Testo fornito →
Aperti gli occhi, ci rendiamo conto di avere un milione di motivi per essere arrabbiati. Si può abbracciare quella rabbia, dare libero sfogo alle nostre frustrazioni, o trasformarla in qualcosa di positivo, cambiare noi stessi per cambiare il mondo. Ecco, nel corso della stagione i personaggi sono perennemente arrabbiati. Jessica è furiosa contro tutti i segreti del suo passato che ritornano, è arrabbiata perché teme di essere uguale alla madre, sopravvissuta all'incidente e ora una macchina impazzita (è questa la rivelazione, il cardine dell'intera stagione). Trish è devastata dalle pillole che hanno alterato le sue capacità, e odia il suo attuale status di “bambolina” radiofonica. Jeri è furente e frustrata una volta scoperto di avere la SLA. E poi c'è la madre di Jessica, Alisa, che è interamente definita come personaggio dalla rabbia che prova.
Tutto ciò, interessante sulla carta, viene svilito da un'esecuzione che episodio dopo episodio sottrae godimento alla storia in favore di un costante rimando ad un confronto futuro che non arriva, e che quando arriva non è mai così soddisfacente come vorremmo. La prima stagione di Jessica Jones non era perfetta, ma gravitava intorno ad un'idea di fondo molto buona, e soprattutto aveva un cattivo fenomenale come Kilgrave. Preso atto che quel villain non può tornare, ci aspettiamo un'alternativa altrettanto valida. Incredibile a dirsi, in questa seconda stagione non c'è nemmeno un antagonista propriamente tale. Sì, ci sono figure pericolose e conflittuali come Alisa e il dottor Clark, ma non rappresentano una minaccia nel senso classico, sono semplici vittime delle circostanze che si trascinano in avanti, come tutto del resto.

Sezione dati →
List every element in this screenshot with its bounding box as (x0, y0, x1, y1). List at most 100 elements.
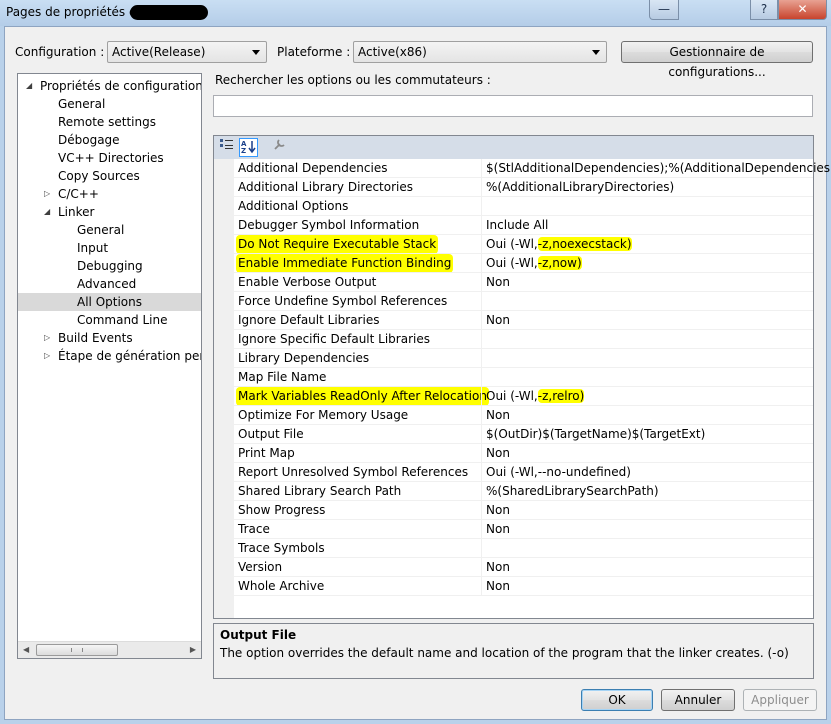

Consegne →
[1] Riporta fedelmente il passo del testo sulla seconda stagione di Jessica Jones che inizia con "Tutto ciò, interessante" e prosegue fino a "tutto del resto.".
[2] Prosegui il testo sulla seconda stagione di Jessica Jones, riprendendo subito dopo la sua ultima frase.

Risposte →
[1]
Tutto ciò, interessante sulla carta, viene svilito da un'esecuzione che episodio dopo episodio sottrae godimento alla storia in favore di un costante rimando ad un confronto futuro che non arriva, e che quando arriva non è mai così soddisfacente come vorremmo. La prima stagione di Jessica Jones non era perfetta, ma gravitava intorno ad un'idea di fondo molto buona, e soprattutto aveva un cattivo fenomenale come Kilgrave. Preso atto che quel villain non può tornare, ci aspettiamo un'alternativa altrettanto valida. Incredibile a dirsi, in questa seconda stagione non c'è nemmeno un antagonista propriamente tale. Sì, ci sono figure pericolose e conflittuali come Alisa e il dottor Clark, ma non rappresentano una minaccia nel senso classico, sono semplici vittime delle circostanze che si trascinano in avanti, come tutto del resto.

[2]
E non è scritto da nessuna parte che una storia di supereroi debba rispondere sempre a certi canoni, ma ci interroghiamo sul senso di un'operazione così lunga e anticlimatica nei suoi esiti. L'intreccio non si svolge tramite l'azione (di per sé comunque pochissima), ma quando questa arriva sembra comunque incidentale rispetto ad una serie che allontana il suo orizzonte tramite deviazioni, ritardi, parentesi, storie secondarie da dimenticare. Proprio quest'ultime sono un grave peso sull'intera stagione. La vicenda di Jeri Hogart è una lunga aggiunta senza mordente, idem per il percorso, molto respingente, di Trish e Malcolm. E, detto fuori dai denti, tredici episodi rimangono sempre troppi; è una formula che non funziona, non con questo tipo di scrittura.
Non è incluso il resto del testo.